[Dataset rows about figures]
━━━━━━━━━━━━━━━━━━━━
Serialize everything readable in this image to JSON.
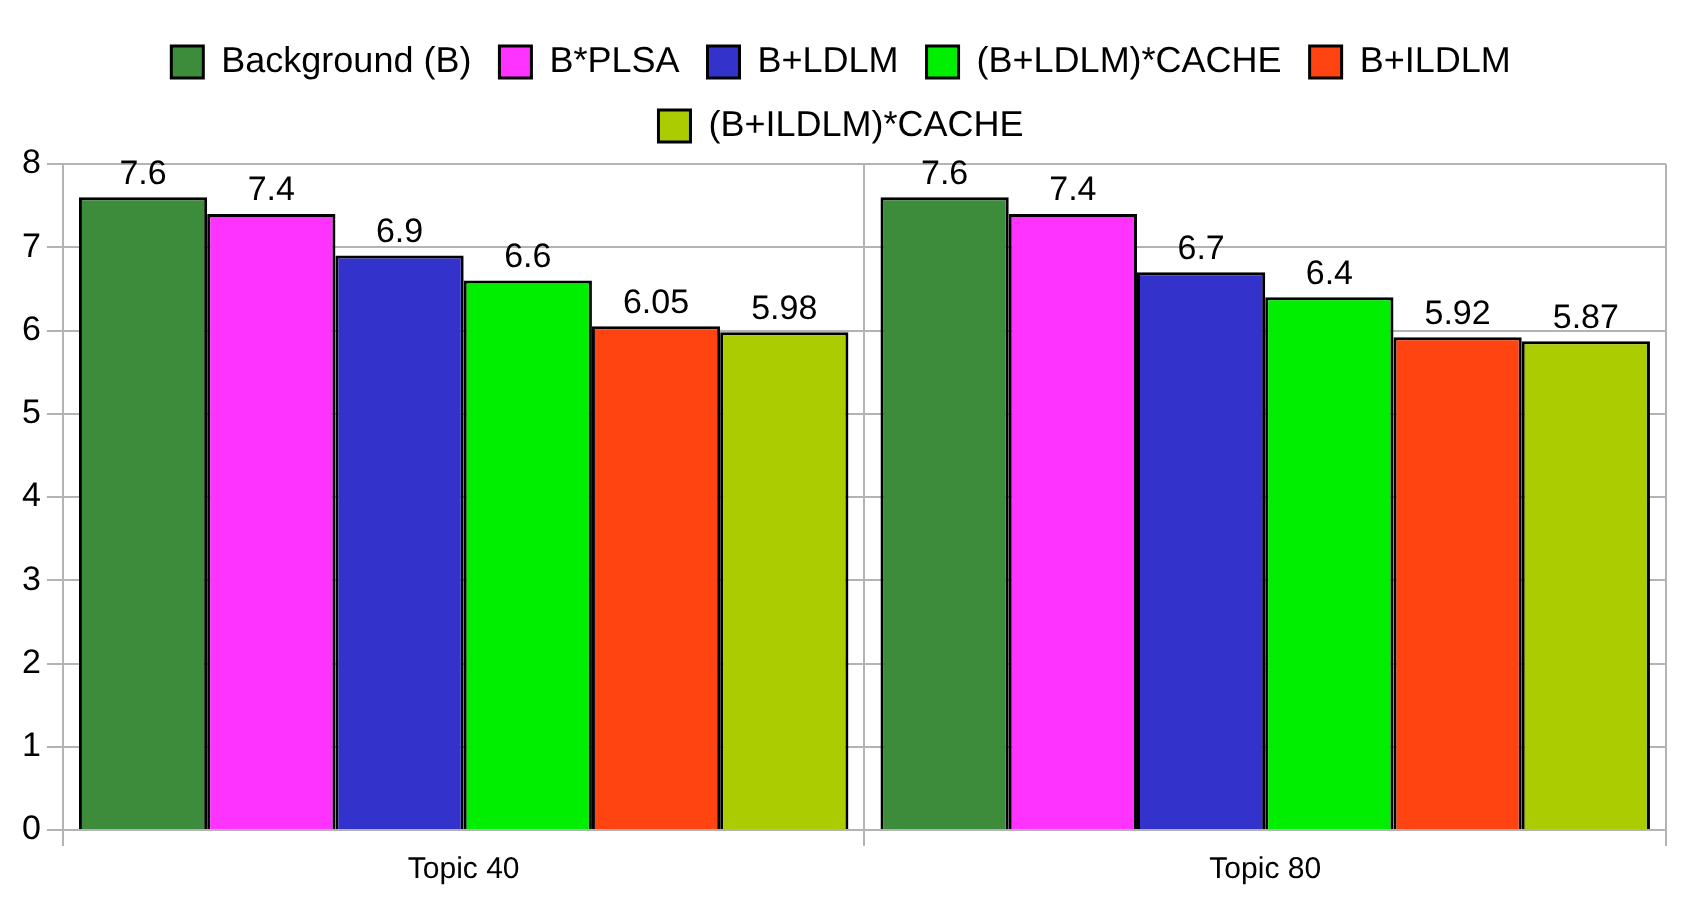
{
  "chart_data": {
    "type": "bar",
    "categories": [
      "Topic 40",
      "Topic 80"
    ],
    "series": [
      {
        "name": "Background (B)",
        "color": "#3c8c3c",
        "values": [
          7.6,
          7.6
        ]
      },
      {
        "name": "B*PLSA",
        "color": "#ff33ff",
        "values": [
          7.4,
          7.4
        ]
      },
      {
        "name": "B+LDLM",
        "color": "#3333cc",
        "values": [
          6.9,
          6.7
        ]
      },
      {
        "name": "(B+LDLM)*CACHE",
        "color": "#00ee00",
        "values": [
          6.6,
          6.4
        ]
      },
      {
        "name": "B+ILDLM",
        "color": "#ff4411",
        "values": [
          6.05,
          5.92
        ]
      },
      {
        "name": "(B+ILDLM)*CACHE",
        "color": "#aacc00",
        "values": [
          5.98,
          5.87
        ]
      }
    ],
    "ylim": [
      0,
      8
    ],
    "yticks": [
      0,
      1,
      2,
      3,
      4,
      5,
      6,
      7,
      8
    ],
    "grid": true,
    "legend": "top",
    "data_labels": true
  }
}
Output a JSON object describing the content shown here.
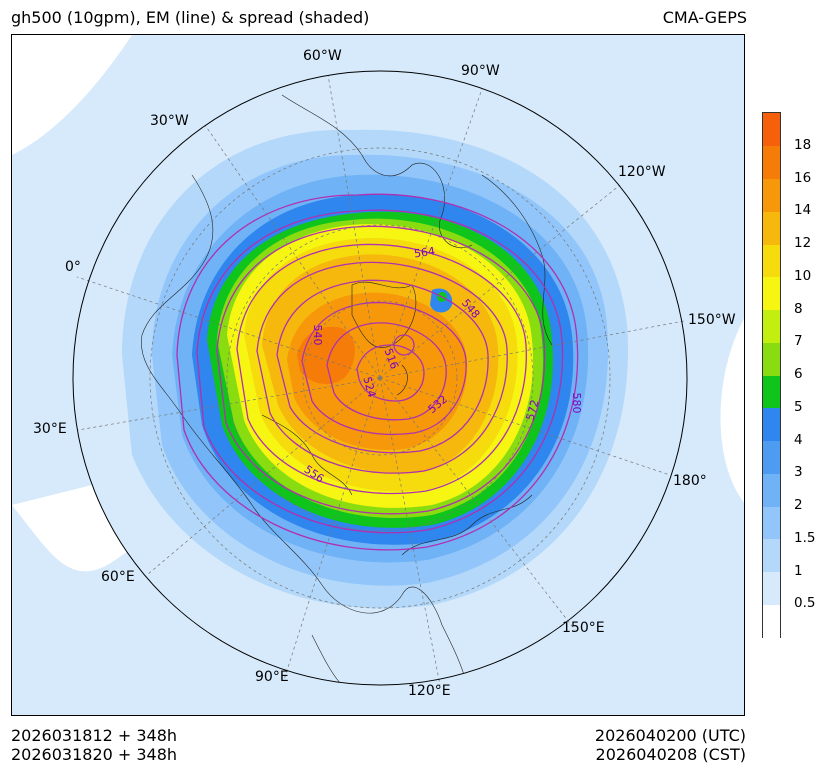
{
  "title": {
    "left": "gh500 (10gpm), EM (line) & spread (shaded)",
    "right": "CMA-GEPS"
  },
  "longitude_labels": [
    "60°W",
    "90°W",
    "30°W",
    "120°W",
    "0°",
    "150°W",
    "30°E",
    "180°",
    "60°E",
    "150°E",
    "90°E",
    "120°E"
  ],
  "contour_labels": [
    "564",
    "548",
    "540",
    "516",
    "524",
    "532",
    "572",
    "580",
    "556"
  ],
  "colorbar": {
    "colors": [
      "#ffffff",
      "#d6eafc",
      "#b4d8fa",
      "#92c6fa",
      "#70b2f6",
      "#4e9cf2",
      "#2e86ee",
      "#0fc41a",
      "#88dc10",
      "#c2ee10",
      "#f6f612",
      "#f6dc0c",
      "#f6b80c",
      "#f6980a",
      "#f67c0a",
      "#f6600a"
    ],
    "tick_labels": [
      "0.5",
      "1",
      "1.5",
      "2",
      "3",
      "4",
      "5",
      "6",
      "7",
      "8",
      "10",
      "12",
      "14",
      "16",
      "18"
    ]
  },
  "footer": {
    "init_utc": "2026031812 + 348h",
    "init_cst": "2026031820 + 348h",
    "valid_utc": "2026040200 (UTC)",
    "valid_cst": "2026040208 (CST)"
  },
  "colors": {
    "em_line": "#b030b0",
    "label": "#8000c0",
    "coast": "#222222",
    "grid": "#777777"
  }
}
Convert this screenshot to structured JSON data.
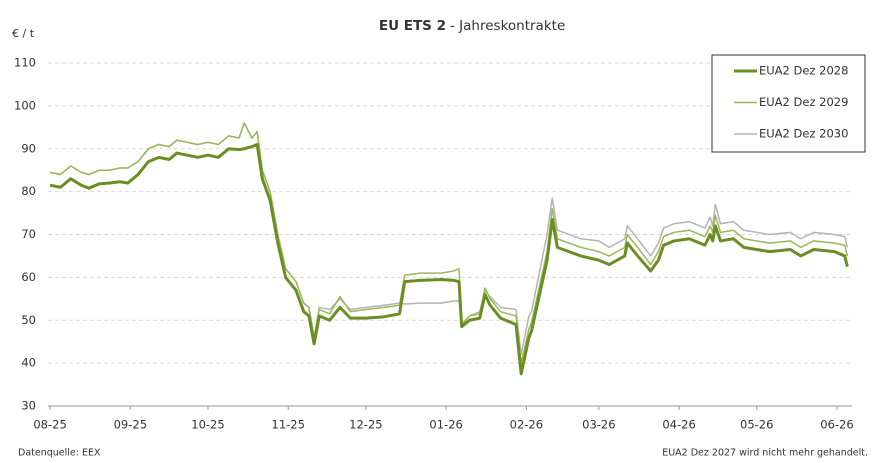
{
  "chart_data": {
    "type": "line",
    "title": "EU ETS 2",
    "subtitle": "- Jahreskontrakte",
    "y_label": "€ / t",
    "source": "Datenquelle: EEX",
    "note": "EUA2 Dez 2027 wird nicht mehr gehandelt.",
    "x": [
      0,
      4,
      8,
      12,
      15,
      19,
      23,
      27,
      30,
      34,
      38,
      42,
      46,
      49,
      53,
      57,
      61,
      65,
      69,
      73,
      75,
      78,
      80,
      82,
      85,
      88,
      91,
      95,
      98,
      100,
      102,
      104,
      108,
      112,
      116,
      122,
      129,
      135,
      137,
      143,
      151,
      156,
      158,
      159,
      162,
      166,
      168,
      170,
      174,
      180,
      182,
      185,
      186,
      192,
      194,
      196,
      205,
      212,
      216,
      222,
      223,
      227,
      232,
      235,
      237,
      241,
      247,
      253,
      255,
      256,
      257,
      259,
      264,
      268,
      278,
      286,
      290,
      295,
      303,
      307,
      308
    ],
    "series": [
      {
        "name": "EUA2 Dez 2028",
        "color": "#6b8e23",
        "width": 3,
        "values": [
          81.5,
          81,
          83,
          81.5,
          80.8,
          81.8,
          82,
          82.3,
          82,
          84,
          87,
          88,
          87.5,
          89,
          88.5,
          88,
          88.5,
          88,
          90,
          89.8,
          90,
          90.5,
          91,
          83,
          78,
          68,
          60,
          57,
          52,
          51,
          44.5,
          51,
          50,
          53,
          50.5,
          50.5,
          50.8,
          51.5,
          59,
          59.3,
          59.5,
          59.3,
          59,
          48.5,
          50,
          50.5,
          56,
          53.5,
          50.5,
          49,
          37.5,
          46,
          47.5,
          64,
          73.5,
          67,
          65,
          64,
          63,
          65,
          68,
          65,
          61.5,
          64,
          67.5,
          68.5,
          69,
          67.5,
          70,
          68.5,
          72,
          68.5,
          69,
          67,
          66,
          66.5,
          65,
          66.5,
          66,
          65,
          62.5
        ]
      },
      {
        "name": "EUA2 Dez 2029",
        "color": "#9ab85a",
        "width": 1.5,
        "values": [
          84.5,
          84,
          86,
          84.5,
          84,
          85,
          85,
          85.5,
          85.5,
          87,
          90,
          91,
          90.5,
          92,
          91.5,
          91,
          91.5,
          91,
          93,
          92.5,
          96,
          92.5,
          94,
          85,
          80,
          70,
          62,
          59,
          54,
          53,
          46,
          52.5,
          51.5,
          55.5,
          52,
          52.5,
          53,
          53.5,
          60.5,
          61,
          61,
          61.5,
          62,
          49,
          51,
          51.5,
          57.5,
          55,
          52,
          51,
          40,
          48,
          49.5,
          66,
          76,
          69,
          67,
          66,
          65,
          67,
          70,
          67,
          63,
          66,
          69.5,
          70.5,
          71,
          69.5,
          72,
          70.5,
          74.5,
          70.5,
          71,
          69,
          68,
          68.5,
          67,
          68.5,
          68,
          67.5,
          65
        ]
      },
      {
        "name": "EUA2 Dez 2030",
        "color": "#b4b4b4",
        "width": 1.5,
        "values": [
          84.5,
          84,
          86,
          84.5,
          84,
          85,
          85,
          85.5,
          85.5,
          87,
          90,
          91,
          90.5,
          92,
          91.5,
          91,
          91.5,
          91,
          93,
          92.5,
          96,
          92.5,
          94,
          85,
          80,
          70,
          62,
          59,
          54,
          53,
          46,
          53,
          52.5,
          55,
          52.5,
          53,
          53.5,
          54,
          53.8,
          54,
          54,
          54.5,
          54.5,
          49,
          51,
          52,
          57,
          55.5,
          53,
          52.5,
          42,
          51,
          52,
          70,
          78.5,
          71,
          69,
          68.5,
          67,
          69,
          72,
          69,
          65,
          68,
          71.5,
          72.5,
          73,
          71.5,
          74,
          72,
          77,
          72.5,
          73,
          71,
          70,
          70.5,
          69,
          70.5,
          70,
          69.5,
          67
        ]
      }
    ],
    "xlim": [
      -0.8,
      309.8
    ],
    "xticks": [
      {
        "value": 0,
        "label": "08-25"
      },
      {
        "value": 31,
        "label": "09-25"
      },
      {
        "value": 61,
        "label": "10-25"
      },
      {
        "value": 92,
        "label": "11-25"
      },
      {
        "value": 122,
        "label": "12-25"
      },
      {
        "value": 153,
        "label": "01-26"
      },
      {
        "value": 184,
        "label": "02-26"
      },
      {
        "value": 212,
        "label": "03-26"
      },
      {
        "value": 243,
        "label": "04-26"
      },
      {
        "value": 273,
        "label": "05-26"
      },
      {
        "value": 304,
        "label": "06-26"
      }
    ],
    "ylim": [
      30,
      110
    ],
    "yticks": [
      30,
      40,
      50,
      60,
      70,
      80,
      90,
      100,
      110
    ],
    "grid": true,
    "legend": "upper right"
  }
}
━━━━━━━━━━━━━━━━━━━━
- SHORT PROBLEM: Each entry above is to be written out again unchanged, apart from the pictures, which are left out.

- EXERCISE RESULT:
Serialize everything readable in this image to JSON.
{
  "chart_data": {
    "type": "bar",
    "categories": [
      "Topic 40",
      "Topic 80"
    ],
    "series": [
      {
        "name": "Background (B)",
        "color": "#3c8c3c",
        "values": [
          7.6,
          7.6
        ]
      },
      {
        "name": "B*PLSA",
        "color": "#ff33ff",
        "values": [
          7.4,
          7.4
        ]
      },
      {
        "name": "B+LDLM",
        "color": "#3333cc",
        "values": [
          6.9,
          6.7
        ]
      },
      {
        "name": "(B+LDLM)*CACHE",
        "color": "#00ee00",
        "values": [
          6.6,
          6.4
        ]
      },
      {
        "name": "B+ILDLM",
        "color": "#ff4411",
        "values": [
          6.05,
          5.92
        ]
      },
      {
        "name": "(B+ILDLM)*CACHE",
        "color": "#aacc00",
        "values": [
          5.98,
          5.87
        ]
      }
    ],
    "ylim": [
      0,
      8
    ],
    "yticks": [
      0,
      1,
      2,
      3,
      4,
      5,
      6,
      7,
      8
    ],
    "grid": true,
    "legend": "top",
    "data_labels": true
  }
}
Output a JSON object describing the content shown here.
{
  "title": {
    "left": "gh500 (10gpm), EM (line) & spread (shaded)",
    "right": "CMA-GEPS"
  },
  "longitude_labels": [
    "60°W",
    "90°W",
    "30°W",
    "120°W",
    "0°",
    "150°W",
    "30°E",
    "180°",
    "60°E",
    "150°E",
    "90°E",
    "120°E"
  ],
  "contour_labels": [
    "564",
    "548",
    "540",
    "516",
    "524",
    "532",
    "572",
    "580",
    "556"
  ],
  "colorbar": {
    "colors": [
      "#ffffff",
      "#d6eafc",
      "#b4d8fa",
      "#92c6fa",
      "#70b2f6",
      "#4e9cf2",
      "#2e86ee",
      "#0fc41a",
      "#88dc10",
      "#c2ee10",
      "#f6f612",
      "#f6dc0c",
      "#f6b80c",
      "#f6980a",
      "#f67c0a",
      "#f6600a"
    ],
    "tick_labels": [
      "0.5",
      "1",
      "1.5",
      "2",
      "3",
      "4",
      "5",
      "6",
      "7",
      "8",
      "10",
      "12",
      "14",
      "16",
      "18"
    ]
  },
  "footer": {
    "init_utc": "2026031812 + 348h",
    "init_cst": "2026031820 + 348h",
    "valid_utc": "2026040200 (UTC)",
    "valid_cst": "2026040208 (CST)"
  },
  "colors": {
    "em_line": "#b030b0",
    "label": "#8000c0",
    "coast": "#222222",
    "grid": "#777777"
  }
}
Convert this screenshot to structured JSON data.
{
  "chart_data": {
    "type": "line",
    "title": "EU ETS 2",
    "subtitle": "- Jahreskontrakte",
    "y_label": "€ / t",
    "source": "Datenquelle: EEX",
    "note": "EUA2 Dez 2027 wird nicht mehr gehandelt.",
    "x": [
      0,
      4,
      8,
      12,
      15,
      19,
      23,
      27,
      30,
      34,
      38,
      42,
      46,
      49,
      53,
      57,
      61,
      65,
      69,
      73,
      75,
      78,
      80,
      82,
      85,
      88,
      91,
      95,
      98,
      100,
      102,
      104,
      108,
      112,
      116,
      122,
      129,
      135,
      137,
      143,
      151,
      156,
      158,
      159,
      162,
      166,
      168,
      170,
      174,
      180,
      182,
      185,
      186,
      192,
      194,
      196,
      205,
      212,
      216,
      222,
      223,
      227,
      232,
      235,
      237,
      241,
      247,
      253,
      255,
      256,
      257,
      259,
      264,
      268,
      278,
      286,
      290,
      295,
      303,
      307,
      308
    ],
    "series": [
      {
        "name": "EUA2 Dez 2028",
        "color": "#6b8e23",
        "width": 3,
        "values": [
          81.5,
          81,
          83,
          81.5,
          80.8,
          81.8,
          82,
          82.3,
          82,
          84,
          87,
          88,
          87.5,
          89,
          88.5,
          88,
          88.5,
          88,
          90,
          89.8,
          90,
          90.5,
          91,
          83,
          78,
          68,
          60,
          57,
          52,
          51,
          44.5,
          51,
          50,
          53,
          50.5,
          50.5,
          50.8,
          51.5,
          59,
          59.3,
          59.5,
          59.3,
          59,
          48.5,
          50,
          50.5,
          56,
          53.5,
          50.5,
          49,
          37.5,
          46,
          47.5,
          64,
          73.5,
          67,
          65,
          64,
          63,
          65,
          68,
          65,
          61.5,
          64,
          67.5,
          68.5,
          69,
          67.5,
          70,
          68.5,
          72,
          68.5,
          69,
          67,
          66,
          66.5,
          65,
          66.5,
          66,
          65,
          62.5
        ]
      },
      {
        "name": "EUA2 Dez 2029",
        "color": "#9ab85a",
        "width": 1.5,
        "values": [
          84.5,
          84,
          86,
          84.5,
          84,
          85,
          85,
          85.5,
          85.5,
          87,
          90,
          91,
          90.5,
          92,
          91.5,
          91,
          91.5,
          91,
          93,
          92.5,
          96,
          92.5,
          94,
          85,
          80,
          70,
          62,
          59,
          54,
          53,
          46,
          52.5,
          51.5,
          55.5,
          52,
          52.5,
          53,
          53.5,
          60.5,
          61,
          61,
          61.5,
          62,
          49,
          51,
          51.5,
          57.5,
          55,
          52,
          51,
          40,
          48,
          49.5,
          66,
          76,
          69,
          67,
          66,
          65,
          67,
          70,
          67,
          63,
          66,
          69.5,
          70.5,
          71,
          69.5,
          72,
          70.5,
          74.5,
          70.5,
          71,
          69,
          68,
          68.5,
          67,
          68.5,
          68,
          67.5,
          65
        ]
      },
      {
        "name": "EUA2 Dez 2030",
        "color": "#b4b4b4",
        "width": 1.5,
        "values": [
          84.5,
          84,
          86,
          84.5,
          84,
          85,
          85,
          85.5,
          85.5,
          87,
          90,
          91,
          90.5,
          92,
          91.5,
          91,
          91.5,
          91,
          93,
          92.5,
          96,
          92.5,
          94,
          85,
          80,
          70,
          62,
          59,
          54,
          53,
          46,
          53,
          52.5,
          55,
          52.5,
          53,
          53.5,
          54,
          53.8,
          54,
          54,
          54.5,
          54.5,
          49,
          51,
          52,
          57,
          55.5,
          53,
          52.5,
          42,
          51,
          52,
          70,
          78.5,
          71,
          69,
          68.5,
          67,
          69,
          72,
          69,
          65,
          68,
          71.5,
          72.5,
          73,
          71.5,
          74,
          72,
          77,
          72.5,
          73,
          71,
          70,
          70.5,
          69,
          70.5,
          70,
          69.5,
          67
        ]
      }
    ],
    "xlim": [
      -0.8,
      309.8
    ],
    "xticks": [
      {
        "value": 0,
        "label": "08-25"
      },
      {
        "value": 31,
        "label": "09-25"
      },
      {
        "value": 61,
        "label": "10-25"
      },
      {
        "value": 92,
        "label": "11-25"
      },
      {
        "value": 122,
        "label": "12-25"
      },
      {
        "value": 153,
        "label": "01-26"
      },
      {
        "value": 184,
        "label": "02-26"
      },
      {
        "value": 212,
        "label": "03-26"
      },
      {
        "value": 243,
        "label": "04-26"
      },
      {
        "value": 273,
        "label": "05-26"
      },
      {
        "value": 304,
        "label": "06-26"
      }
    ],
    "ylim": [
      30,
      110
    ],
    "yticks": [
      30,
      40,
      50,
      60,
      70,
      80,
      90,
      100,
      110
    ],
    "grid": true,
    "legend": "upper right"
  }
}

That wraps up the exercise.